Dataset excerpt
┄┄┄┄┄┄┄┄┄┄
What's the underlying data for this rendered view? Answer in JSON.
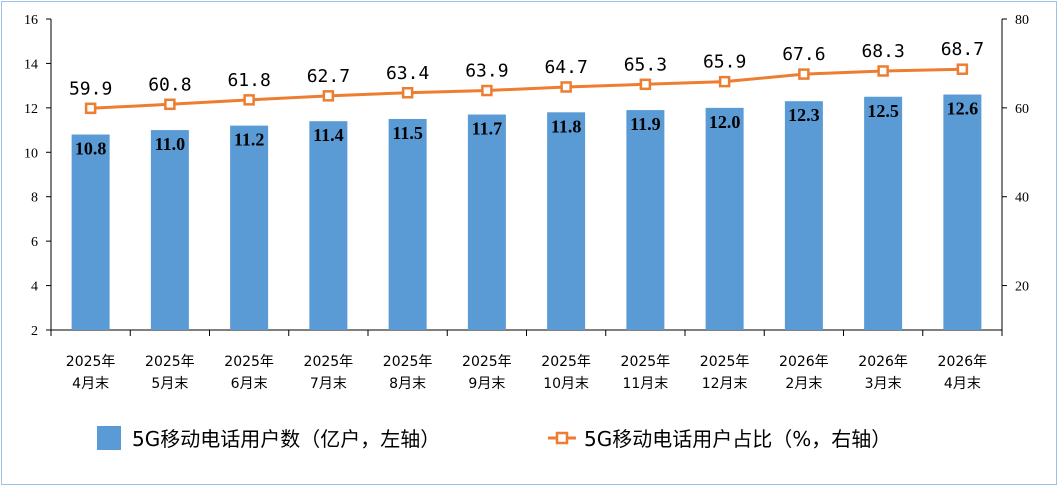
{
  "chart_data": {
    "type": "bar+line",
    "categories": [
      [
        "2025年",
        "4月末"
      ],
      [
        "2025年",
        "5月末"
      ],
      [
        "2025年",
        "6月末"
      ],
      [
        "2025年",
        "7月末"
      ],
      [
        "2025年",
        "8月末"
      ],
      [
        "2025年",
        "9月末"
      ],
      [
        "2025年",
        "10月末"
      ],
      [
        "2025年",
        "11月末"
      ],
      [
        "2025年",
        "12月末"
      ],
      [
        "2026年",
        "2月末"
      ],
      [
        "2026年",
        "3月末"
      ],
      [
        "2026年",
        "4月末"
      ]
    ],
    "series": [
      {
        "name": "5G移动电话用户数（亿户，左轴）",
        "type": "bar",
        "axis": "left",
        "color": "#5b9bd5",
        "values": [
          10.8,
          11.0,
          11.2,
          11.4,
          11.5,
          11.7,
          11.8,
          11.9,
          12.0,
          12.3,
          12.5,
          12.6
        ],
        "labels": [
          "10.8",
          "11.0",
          "11.2",
          "11.4",
          "11.5",
          "11.7",
          "11.8",
          "11.9",
          "12.0",
          "12.3",
          "12.5",
          "12.6"
        ]
      },
      {
        "name": "5G移动电话用户占比（%，右轴）",
        "type": "line",
        "axis": "right",
        "color": "#ed7d31",
        "values": [
          59.9,
          60.8,
          61.8,
          62.7,
          63.4,
          63.9,
          64.7,
          65.3,
          65.9,
          67.6,
          68.3,
          68.7
        ],
        "labels": [
          "59.9",
          "60.8",
          "61.8",
          "62.7",
          "63.4",
          "63.9",
          "64.7",
          "65.3",
          "65.9",
          "67.6",
          "68.3",
          "68.7"
        ]
      }
    ],
    "left_axis": {
      "min": 2,
      "max": 16,
      "ticks": [
        2,
        4,
        6,
        8,
        10,
        12,
        14,
        16
      ]
    },
    "right_axis": {
      "min": 10,
      "max": 80,
      "ticks": [
        20,
        40,
        60,
        80
      ]
    },
    "grid": false,
    "legend_position": "bottom"
  }
}
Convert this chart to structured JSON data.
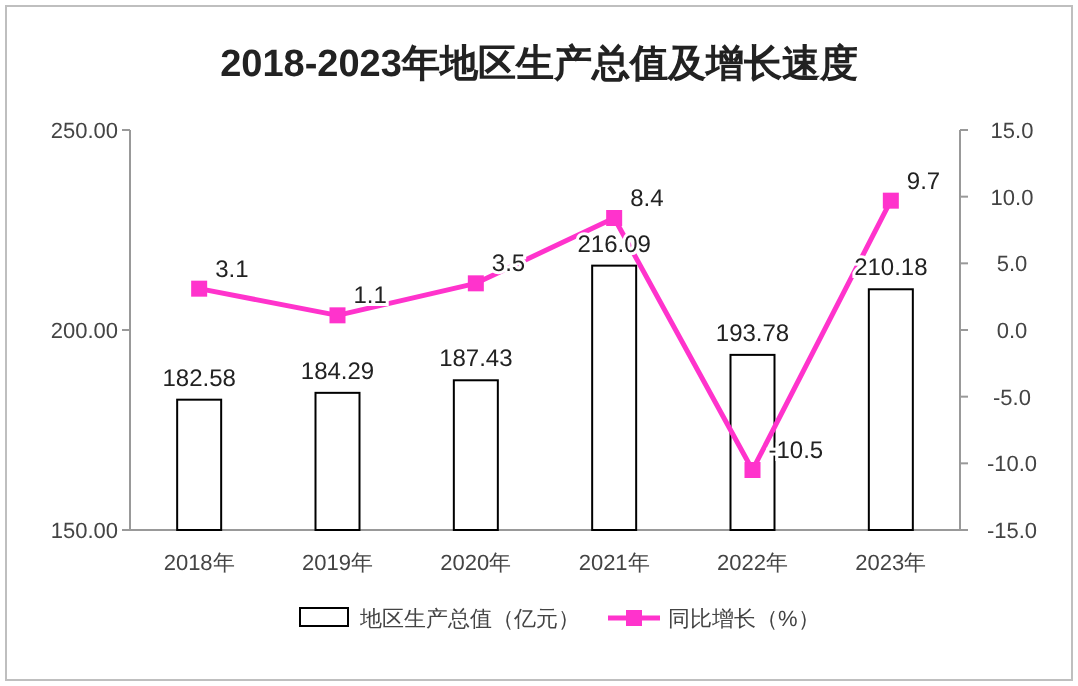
{
  "chart_data": {
    "type": "bar",
    "title": "2018-2023年地区生产总值及增长速度",
    "categories": [
      "2018年",
      "2019年",
      "2020年",
      "2021年",
      "2022年",
      "2023年"
    ],
    "series": [
      {
        "name": "地区生产总值（亿元）",
        "color": "#ffffff",
        "values": [
          182.58,
          184.29,
          187.43,
          216.09,
          193.78,
          210.18
        ]
      },
      {
        "name": "同比增长（%）",
        "type": "line",
        "axis": "y2",
        "color": "#ff33cc",
        "marker": "square",
        "values": [
          3.1,
          1.1,
          3.5,
          8.4,
          -10.5,
          9.7
        ]
      }
    ],
    "ylim": [
      150,
      250
    ],
    "yticks": [
      {
        "value": 150,
        "label": "150.00"
      },
      {
        "value": 200,
        "label": "200.00"
      },
      {
        "value": 250,
        "label": "250.00"
      }
    ],
    "y2lim": [
      -15,
      15
    ],
    "y2ticks": [
      {
        "value": -15,
        "label": "-15.0"
      },
      {
        "value": -10,
        "label": "-10.0"
      },
      {
        "value": -5,
        "label": "-5.0"
      },
      {
        "value": 0,
        "label": "0.0"
      },
      {
        "value": 5,
        "label": "5.0"
      },
      {
        "value": 10,
        "label": "10.0"
      },
      {
        "value": 15,
        "label": "15.0"
      }
    ],
    "data_labels": true,
    "legend": "bottom",
    "grid": false
  }
}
┄┄┄┄┄┄┄┄┄┄
(TASK INSTRUCTIONS):
Reproduce all entries exactly. Pictures do not belong in the copy.

(THE REPLY):
What's the underlying data for this rendered view? Answer in JSON.
{
  "chart_data": {
    "type": "bar+line",
    "categories": [
      [
        "2025年",
        "4月末"
      ],
      [
        "2025年",
        "5月末"
      ],
      [
        "2025年",
        "6月末"
      ],
      [
        "2025年",
        "7月末"
      ],
      [
        "2025年",
        "8月末"
      ],
      [
        "2025年",
        "9月末"
      ],
      [
        "2025年",
        "10月末"
      ],
      [
        "2025年",
        "11月末"
      ],
      [
        "2025年",
        "12月末"
      ],
      [
        "2026年",
        "2月末"
      ],
      [
        "2026年",
        "3月末"
      ],
      [
        "2026年",
        "4月末"
      ]
    ],
    "series": [
      {
        "name": "5G移动电话用户数（亿户，左轴）",
        "type": "bar",
        "axis": "left",
        "color": "#5b9bd5",
        "values": [
          10.8,
          11.0,
          11.2,
          11.4,
          11.5,
          11.7,
          11.8,
          11.9,
          12.0,
          12.3,
          12.5,
          12.6
        ],
        "labels": [
          "10.8",
          "11.0",
          "11.2",
          "11.4",
          "11.5",
          "11.7",
          "11.8",
          "11.9",
          "12.0",
          "12.3",
          "12.5",
          "12.6"
        ]
      },
      {
        "name": "5G移动电话用户占比（%，右轴）",
        "type": "line",
        "axis": "right",
        "color": "#ed7d31",
        "values": [
          59.9,
          60.8,
          61.8,
          62.7,
          63.4,
          63.9,
          64.7,
          65.3,
          65.9,
          67.6,
          68.3,
          68.7
        ],
        "labels": [
          "59.9",
          "60.8",
          "61.8",
          "62.7",
          "63.4",
          "63.9",
          "64.7",
          "65.3",
          "65.9",
          "67.6",
          "68.3",
          "68.7"
        ]
      }
    ],
    "left_axis": {
      "min": 2,
      "max": 16,
      "ticks": [
        2,
        4,
        6,
        8,
        10,
        12,
        14,
        16
      ]
    },
    "right_axis": {
      "min": 10,
      "max": 80,
      "ticks": [
        20,
        40,
        60,
        80
      ]
    },
    "grid": false,
    "legend_position": "bottom"
  }
}
Convert this chart to structured JSON data.
{
  "chart_data": {
    "type": "bar",
    "title": "2018-2023年地区生产总值及增长速度",
    "categories": [
      "2018年",
      "2019年",
      "2020年",
      "2021年",
      "2022年",
      "2023年"
    ],
    "series": [
      {
        "name": "地区生产总值（亿元）",
        "color": "#ffffff",
        "values": [
          182.58,
          184.29,
          187.43,
          216.09,
          193.78,
          210.18
        ]
      },
      {
        "name": "同比增长（%）",
        "type": "line",
        "axis": "y2",
        "color": "#ff33cc",
        "marker": "square",
        "values": [
          3.1,
          1.1,
          3.5,
          8.4,
          -10.5,
          9.7
        ]
      }
    ],
    "ylim": [
      150,
      250
    ],
    "yticks": [
      {
        "value": 150,
        "label": "150.00"
      },
      {
        "value": 200,
        "label": "200.00"
      },
      {
        "value": 250,
        "label": "250.00"
      }
    ],
    "y2lim": [
      -15,
      15
    ],
    "y2ticks": [
      {
        "value": -15,
        "label": "-15.0"
      },
      {
        "value": -10,
        "label": "-10.0"
      },
      {
        "value": -5,
        "label": "-5.0"
      },
      {
        "value": 0,
        "label": "0.0"
      },
      {
        "value": 5,
        "label": "5.0"
      },
      {
        "value": 10,
        "label": "10.0"
      },
      {
        "value": 15,
        "label": "15.0"
      }
    ],
    "data_labels": true,
    "legend": "bottom",
    "grid": false
  }
}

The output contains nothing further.